## Exercise materials
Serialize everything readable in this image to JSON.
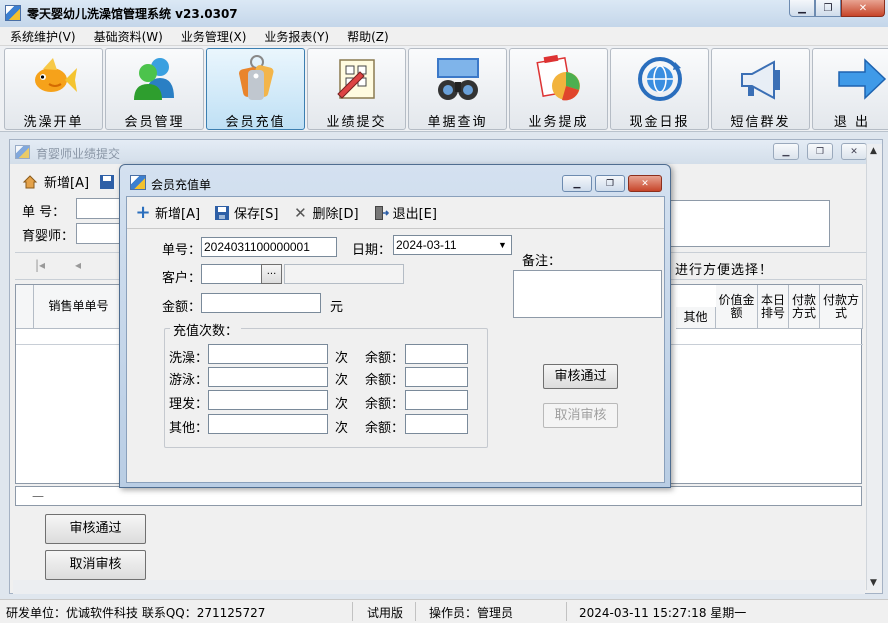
{
  "app": {
    "title": "零天婴幼儿洗澡馆管理系统   v23.0307"
  },
  "window_controls": {
    "minimize": "▁",
    "restore": "❐",
    "close": "✕"
  },
  "menu": [
    "系统维护(V)",
    "基础资料(W)",
    "业务管理(X)",
    "业务报表(Y)",
    "帮助(Z)"
  ],
  "toolbar": [
    {
      "label": "洗澡开单",
      "icon": "goldfish-icon"
    },
    {
      "label": "会员管理",
      "icon": "users-icon"
    },
    {
      "label": "会员充值",
      "icon": "tags-icon",
      "active": true
    },
    {
      "label": "业绩提交",
      "icon": "notepad-icon"
    },
    {
      "label": "单据查询",
      "icon": "binoculars-icon"
    },
    {
      "label": "业务提成",
      "icon": "pie-chart-icon"
    },
    {
      "label": "现金日报",
      "icon": "globe-refresh-icon"
    },
    {
      "label": "短信群发",
      "icon": "megaphone-icon"
    },
    {
      "label": "退  出",
      "icon": "arrow-right-icon"
    }
  ],
  "bg_window": {
    "title": "育婴师业绩提交",
    "toolbar": {
      "new": "新增[A]"
    },
    "fields": {
      "order_no_label": "单    号：",
      "nanny_label": "育婴师："
    },
    "hint": "进行方便选择！",
    "grid_headers": {
      "sales_no": "销售单单号",
      "other": "其他",
      "value_amount": "价值金额",
      "day_no": "本日排号",
      "pay_method": "付款方式",
      "pay_method2": "付款方式"
    },
    "buttons": {
      "approve": "审核通过",
      "cancel_approve": "取消审核"
    }
  },
  "dialog": {
    "title": "会员充值单",
    "toolbar": {
      "new": "新增[A]",
      "save": "保存[S]",
      "delete": "删除[D]",
      "exit": "退出[E]"
    },
    "labels": {
      "order_no": "单号：",
      "date": "日期：",
      "customer": "客户：",
      "amount": "金额：",
      "yuan": "元",
      "note": "备注：",
      "recharge_times": "充值次数：",
      "times_unit": "次",
      "balance": "余额："
    },
    "values": {
      "order_no": "2024031100000001",
      "date": "2024-03-11",
      "customer_button": "..."
    },
    "services": [
      "洗澡：",
      "游泳：",
      "理发：",
      "其他："
    ],
    "buttons": {
      "approve": "审核通过",
      "cancel_approve": "取消审核"
    }
  },
  "statusbar": {
    "developer": "研发单位：优诚软件科技   联系QQ：271125727",
    "edition": "试用版",
    "operator": "操作员：管理员",
    "datetime": "2024-03-11  15:27:18 星期一"
  }
}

## Your instructions
Copy out the records above in full, exactly as written, but not the pictures.

## Finished task
Serialize everything readable in this image to JSON.
{
  "app": {
    "title": "零天婴幼儿洗澡馆管理系统   v23.0307"
  },
  "window_controls": {
    "minimize": "▁",
    "restore": "❐",
    "close": "✕"
  },
  "menu": [
    "系统维护(V)",
    "基础资料(W)",
    "业务管理(X)",
    "业务报表(Y)",
    "帮助(Z)"
  ],
  "toolbar": [
    {
      "label": "洗澡开单",
      "icon": "goldfish-icon"
    },
    {
      "label": "会员管理",
      "icon": "users-icon"
    },
    {
      "label": "会员充值",
      "icon": "tags-icon",
      "active": true
    },
    {
      "label": "业绩提交",
      "icon": "notepad-icon"
    },
    {
      "label": "单据查询",
      "icon": "binoculars-icon"
    },
    {
      "label": "业务提成",
      "icon": "pie-chart-icon"
    },
    {
      "label": "现金日报",
      "icon": "globe-refresh-icon"
    },
    {
      "label": "短信群发",
      "icon": "megaphone-icon"
    },
    {
      "label": "退  出",
      "icon": "arrow-right-icon"
    }
  ],
  "bg_window": {
    "title": "育婴师业绩提交",
    "toolbar": {
      "new": "新增[A]"
    },
    "fields": {
      "order_no_label": "单    号：",
      "nanny_label": "育婴师："
    },
    "hint": "进行方便选择！",
    "grid_headers": {
      "sales_no": "销售单单号",
      "other": "其他",
      "value_amount": "价值金额",
      "day_no": "本日排号",
      "pay_method": "付款方式",
      "pay_method2": "付款方式"
    },
    "buttons": {
      "approve": "审核通过",
      "cancel_approve": "取消审核"
    }
  },
  "dialog": {
    "title": "会员充值单",
    "toolbar": {
      "new": "新增[A]",
      "save": "保存[S]",
      "delete": "删除[D]",
      "exit": "退出[E]"
    },
    "labels": {
      "order_no": "单号：",
      "date": "日期：",
      "customer": "客户：",
      "amount": "金额：",
      "yuan": "元",
      "note": "备注：",
      "recharge_times": "充值次数：",
      "times_unit": "次",
      "balance": "余额："
    },
    "values": {
      "order_no": "2024031100000001",
      "date": "2024-03-11",
      "customer_button": "..."
    },
    "services": [
      "洗澡：",
      "游泳：",
      "理发：",
      "其他："
    ],
    "buttons": {
      "approve": "审核通过",
      "cancel_approve": "取消审核"
    }
  },
  "statusbar": {
    "developer": "研发单位：优诚软件科技   联系QQ：271125727",
    "edition": "试用版",
    "operator": "操作员：管理员",
    "datetime": "2024-03-11  15:27:18 星期一"
  }
}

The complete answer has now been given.